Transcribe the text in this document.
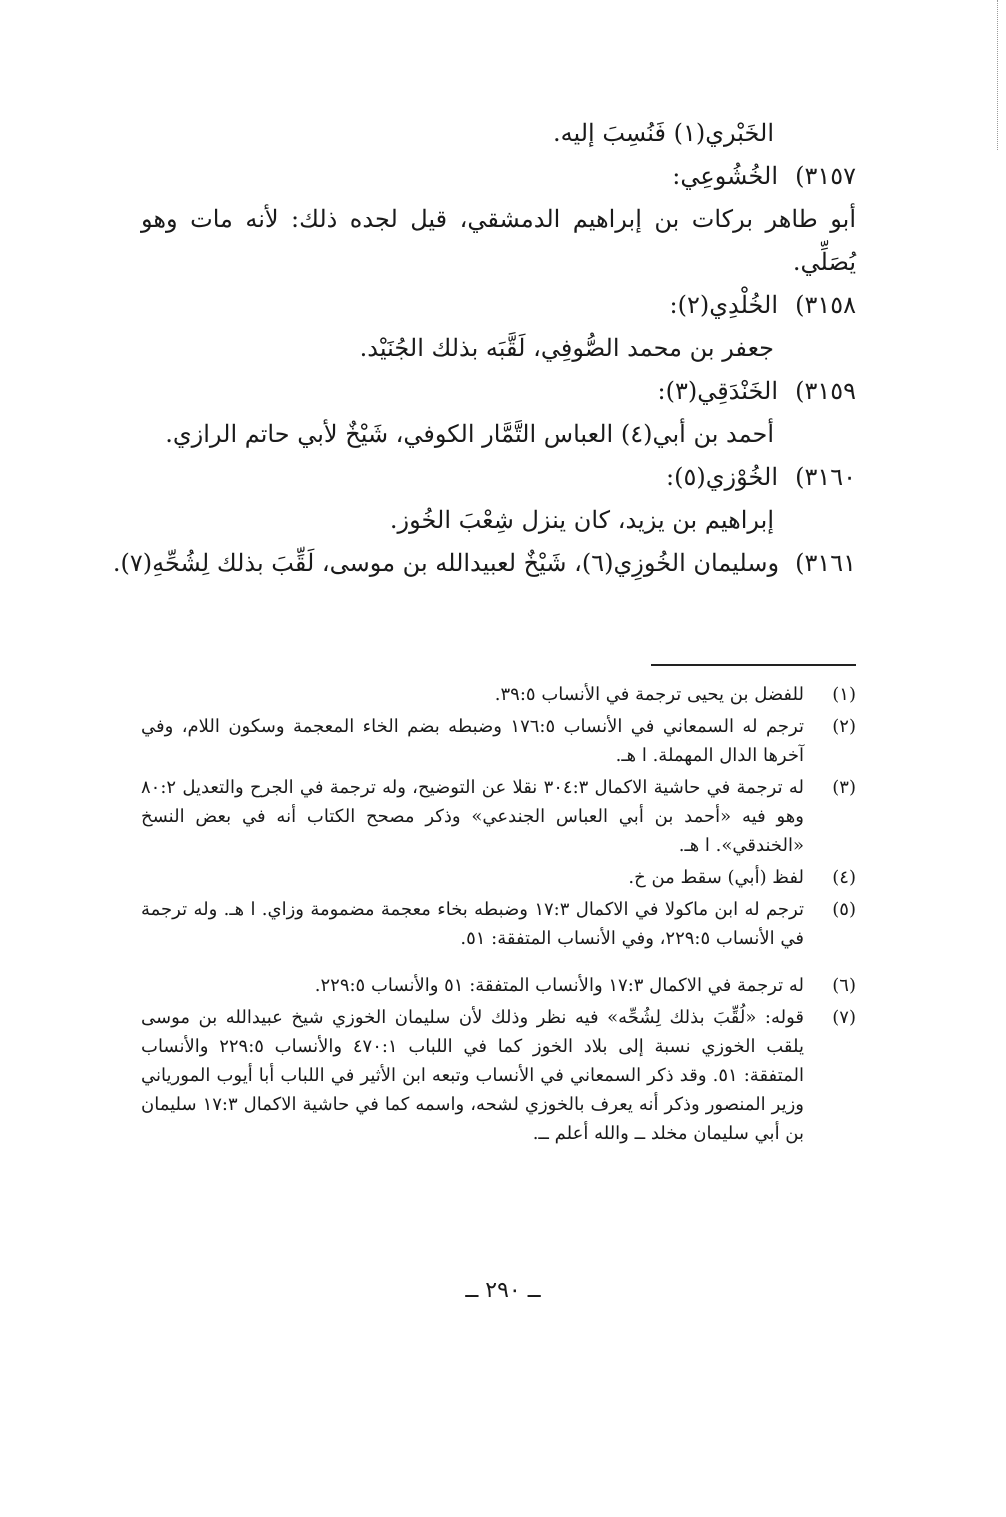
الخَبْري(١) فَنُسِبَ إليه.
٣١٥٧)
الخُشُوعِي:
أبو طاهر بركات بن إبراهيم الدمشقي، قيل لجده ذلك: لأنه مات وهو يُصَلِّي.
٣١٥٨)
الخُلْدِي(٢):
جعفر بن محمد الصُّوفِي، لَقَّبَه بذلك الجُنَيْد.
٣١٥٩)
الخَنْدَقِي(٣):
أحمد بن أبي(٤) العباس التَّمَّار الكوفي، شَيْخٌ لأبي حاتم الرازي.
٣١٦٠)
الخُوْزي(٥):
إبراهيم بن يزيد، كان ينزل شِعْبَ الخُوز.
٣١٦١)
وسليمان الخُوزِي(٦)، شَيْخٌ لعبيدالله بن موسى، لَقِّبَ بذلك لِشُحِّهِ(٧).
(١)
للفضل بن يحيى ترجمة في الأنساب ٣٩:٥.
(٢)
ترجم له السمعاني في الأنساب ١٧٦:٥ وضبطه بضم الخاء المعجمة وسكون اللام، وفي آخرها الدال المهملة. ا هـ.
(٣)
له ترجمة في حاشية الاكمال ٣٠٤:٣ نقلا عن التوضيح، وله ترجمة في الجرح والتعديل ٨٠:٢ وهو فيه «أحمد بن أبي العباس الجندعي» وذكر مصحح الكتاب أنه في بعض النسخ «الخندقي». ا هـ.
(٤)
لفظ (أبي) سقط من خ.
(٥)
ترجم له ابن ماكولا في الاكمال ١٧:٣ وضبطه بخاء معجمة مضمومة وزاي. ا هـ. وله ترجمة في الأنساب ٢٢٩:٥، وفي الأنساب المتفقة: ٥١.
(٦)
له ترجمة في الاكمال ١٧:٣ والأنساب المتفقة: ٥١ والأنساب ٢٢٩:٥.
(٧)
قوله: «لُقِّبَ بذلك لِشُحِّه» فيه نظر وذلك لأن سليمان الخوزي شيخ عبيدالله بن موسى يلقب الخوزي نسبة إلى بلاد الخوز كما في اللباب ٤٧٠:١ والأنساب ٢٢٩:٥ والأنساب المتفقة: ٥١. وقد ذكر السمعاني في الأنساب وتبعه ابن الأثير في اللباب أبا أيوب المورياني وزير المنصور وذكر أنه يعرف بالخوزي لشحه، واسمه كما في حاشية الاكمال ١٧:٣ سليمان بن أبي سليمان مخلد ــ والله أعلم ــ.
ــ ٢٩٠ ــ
┄┄┄┄┄┄┄┄┄┄
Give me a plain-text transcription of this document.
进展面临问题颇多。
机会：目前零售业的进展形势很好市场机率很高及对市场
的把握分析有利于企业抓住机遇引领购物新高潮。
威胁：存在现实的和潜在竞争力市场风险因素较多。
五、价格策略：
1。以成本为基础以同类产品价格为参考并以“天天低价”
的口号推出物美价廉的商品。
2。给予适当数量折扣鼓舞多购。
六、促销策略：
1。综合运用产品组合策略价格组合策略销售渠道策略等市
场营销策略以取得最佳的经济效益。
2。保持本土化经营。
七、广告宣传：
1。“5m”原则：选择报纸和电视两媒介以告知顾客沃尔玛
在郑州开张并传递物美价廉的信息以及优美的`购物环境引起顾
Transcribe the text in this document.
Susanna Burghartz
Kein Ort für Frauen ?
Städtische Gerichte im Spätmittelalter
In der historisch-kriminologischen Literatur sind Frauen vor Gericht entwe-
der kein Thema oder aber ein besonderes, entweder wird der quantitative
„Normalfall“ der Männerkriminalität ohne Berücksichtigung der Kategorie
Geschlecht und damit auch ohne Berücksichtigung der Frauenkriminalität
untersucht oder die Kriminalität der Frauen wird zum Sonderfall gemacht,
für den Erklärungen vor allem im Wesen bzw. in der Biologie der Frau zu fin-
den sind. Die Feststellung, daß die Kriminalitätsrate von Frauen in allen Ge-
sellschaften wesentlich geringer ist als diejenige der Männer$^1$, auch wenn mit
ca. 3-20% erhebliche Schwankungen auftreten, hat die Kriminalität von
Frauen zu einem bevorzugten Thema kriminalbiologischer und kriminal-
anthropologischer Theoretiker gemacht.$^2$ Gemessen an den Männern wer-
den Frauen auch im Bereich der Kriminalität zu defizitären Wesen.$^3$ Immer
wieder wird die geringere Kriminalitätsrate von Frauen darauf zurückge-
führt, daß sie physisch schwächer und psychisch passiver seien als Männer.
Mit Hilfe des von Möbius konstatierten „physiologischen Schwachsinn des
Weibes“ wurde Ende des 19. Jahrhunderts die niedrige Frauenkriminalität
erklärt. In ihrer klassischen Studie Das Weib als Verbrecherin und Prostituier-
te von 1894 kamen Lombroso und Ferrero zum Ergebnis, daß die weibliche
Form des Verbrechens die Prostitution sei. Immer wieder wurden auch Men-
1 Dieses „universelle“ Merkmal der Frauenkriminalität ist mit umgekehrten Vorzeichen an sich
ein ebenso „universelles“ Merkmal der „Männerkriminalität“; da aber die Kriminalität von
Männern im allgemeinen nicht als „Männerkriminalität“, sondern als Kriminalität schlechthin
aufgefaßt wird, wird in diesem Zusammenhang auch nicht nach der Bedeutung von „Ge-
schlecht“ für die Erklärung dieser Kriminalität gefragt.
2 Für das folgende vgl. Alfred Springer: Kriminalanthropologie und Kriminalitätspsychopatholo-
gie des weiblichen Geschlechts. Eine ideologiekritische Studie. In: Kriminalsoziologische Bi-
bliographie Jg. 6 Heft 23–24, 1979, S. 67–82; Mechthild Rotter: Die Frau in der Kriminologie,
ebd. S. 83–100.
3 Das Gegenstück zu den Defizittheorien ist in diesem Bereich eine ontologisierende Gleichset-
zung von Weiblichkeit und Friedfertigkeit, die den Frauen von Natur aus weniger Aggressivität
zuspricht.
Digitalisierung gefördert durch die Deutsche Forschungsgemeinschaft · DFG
┄┄┄┄┄┄┄┄┄┄
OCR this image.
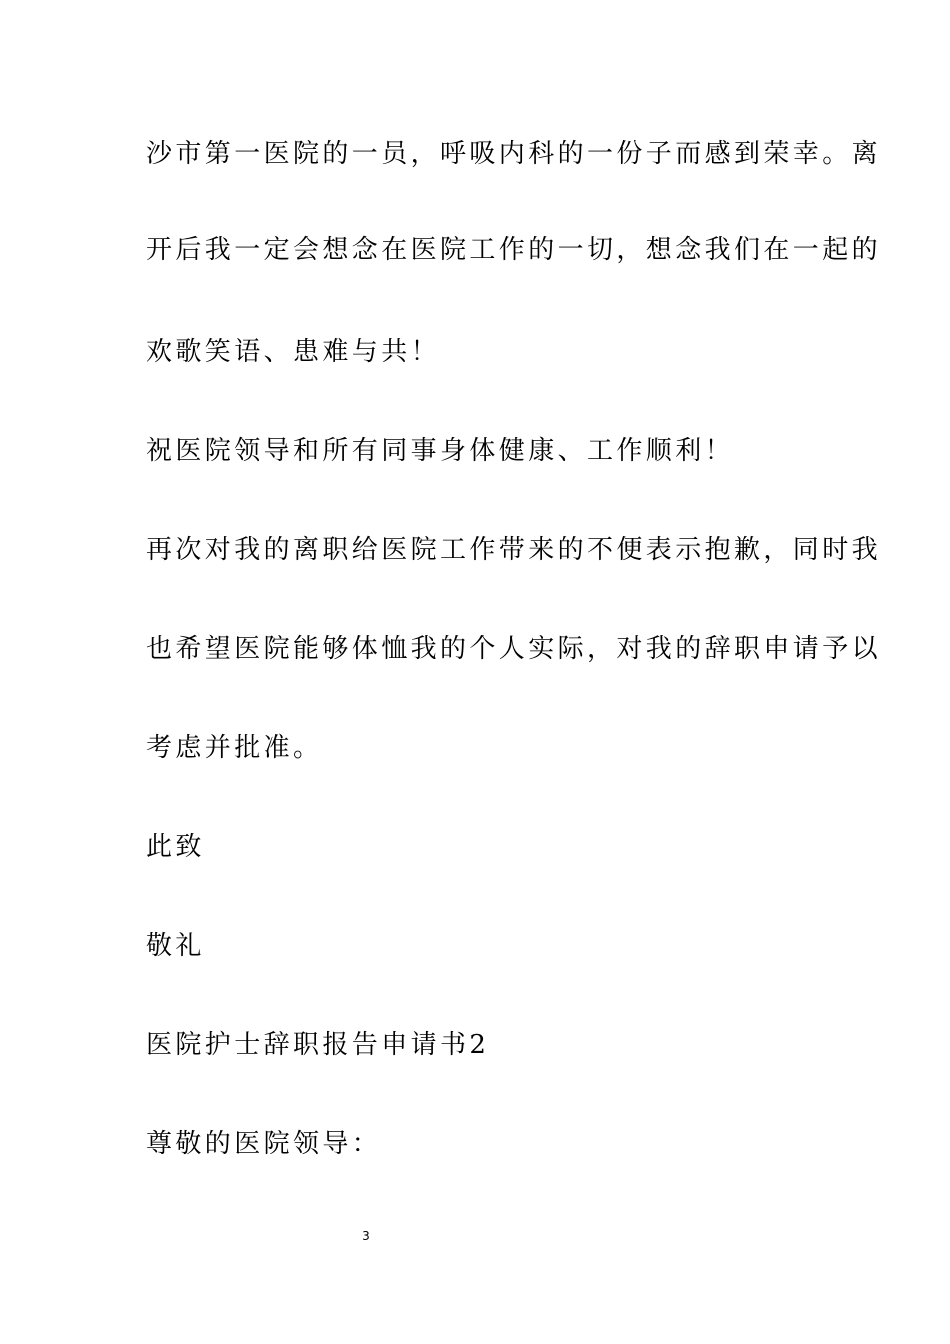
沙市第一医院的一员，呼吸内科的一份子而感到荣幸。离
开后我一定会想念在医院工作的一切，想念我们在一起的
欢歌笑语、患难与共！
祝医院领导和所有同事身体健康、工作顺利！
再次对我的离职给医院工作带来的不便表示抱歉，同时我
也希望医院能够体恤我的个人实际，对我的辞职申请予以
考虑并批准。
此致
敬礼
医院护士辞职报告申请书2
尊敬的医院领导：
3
┄┄┄┄┄┄┄┄┄┄
● Required work
In the records above, how many lines hold the string "إبراهيم"? Reply with only the number.

● Task result
2